Given problem: Leave out the images and repeat the listing below without a single change.

-- Begin Material provided --

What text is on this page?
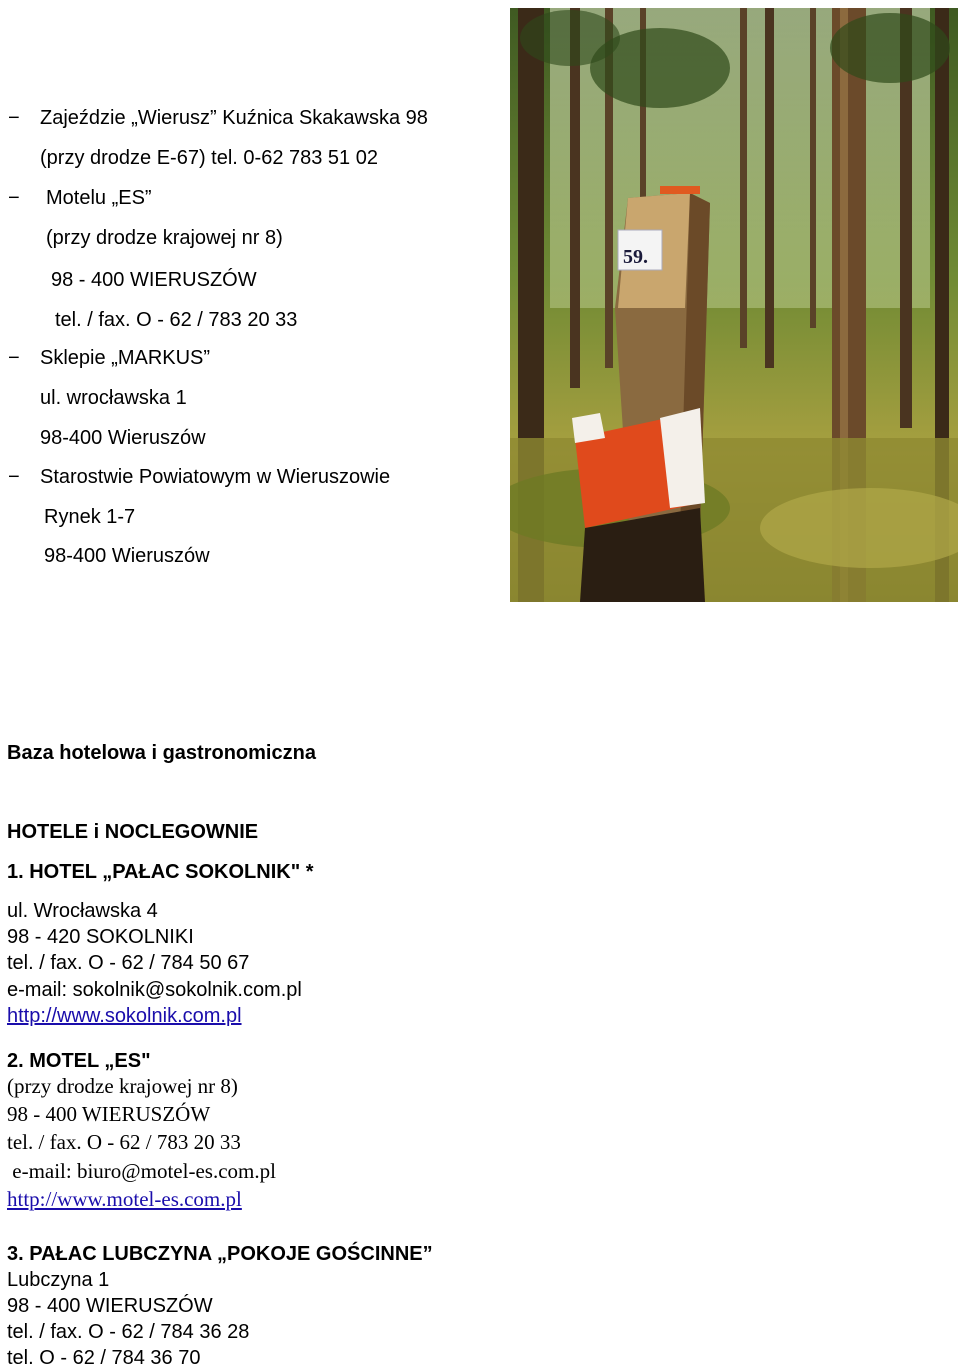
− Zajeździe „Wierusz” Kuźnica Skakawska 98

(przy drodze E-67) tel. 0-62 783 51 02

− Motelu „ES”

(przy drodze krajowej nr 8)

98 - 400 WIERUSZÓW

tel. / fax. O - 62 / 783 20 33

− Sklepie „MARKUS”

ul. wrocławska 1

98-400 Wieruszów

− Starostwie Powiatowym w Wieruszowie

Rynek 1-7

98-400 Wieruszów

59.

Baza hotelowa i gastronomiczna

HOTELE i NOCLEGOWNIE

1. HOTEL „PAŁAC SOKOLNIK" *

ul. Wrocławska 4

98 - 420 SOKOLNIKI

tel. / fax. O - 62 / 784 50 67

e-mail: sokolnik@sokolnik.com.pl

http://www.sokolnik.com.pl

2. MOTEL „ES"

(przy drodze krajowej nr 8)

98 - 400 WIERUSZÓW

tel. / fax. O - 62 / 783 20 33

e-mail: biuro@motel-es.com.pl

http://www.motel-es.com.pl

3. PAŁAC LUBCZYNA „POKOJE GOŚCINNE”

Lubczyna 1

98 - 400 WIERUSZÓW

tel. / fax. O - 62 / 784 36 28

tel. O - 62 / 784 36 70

-- End Material provided --

Solution:
What text is on this page?
− Zajeździe „Wierusz” Kuźnica Skakawska 98

(przy drodze E-67) tel. 0-62 783 51 02

− Motelu „ES”

(przy drodze krajowej nr 8)

98 - 400 WIERUSZÓW

tel. / fax. O - 62 / 783 20 33

− Sklepie „MARKUS”

ul. wrocławska 1

98-400 Wieruszów

− Starostwie Powiatowym w Wieruszowie

Rynek 1-7

98-400 Wieruszów

59.

Baza hotelowa i gastronomiczna

HOTELE i NOCLEGOWNIE

1. HOTEL „PAŁAC SOKOLNIK" *

ul. Wrocławska 4

98 - 420 SOKOLNIKI

tel. / fax. O - 62 / 784 50 67

e-mail: sokolnik@sokolnik.com.pl

http://www.sokolnik.com.pl

2. MOTEL „ES"

(przy drodze krajowej nr 8)

98 - 400 WIERUSZÓW

tel. / fax. O - 62 / 783 20 33

e-mail: biuro@motel-es.com.pl

http://www.motel-es.com.pl

3. PAŁAC LUBCZYNA „POKOJE GOŚCINNE”

Lubczyna 1

98 - 400 WIERUSZÓW

tel. / fax. O - 62 / 784 36 28

tel. O - 62 / 784 36 70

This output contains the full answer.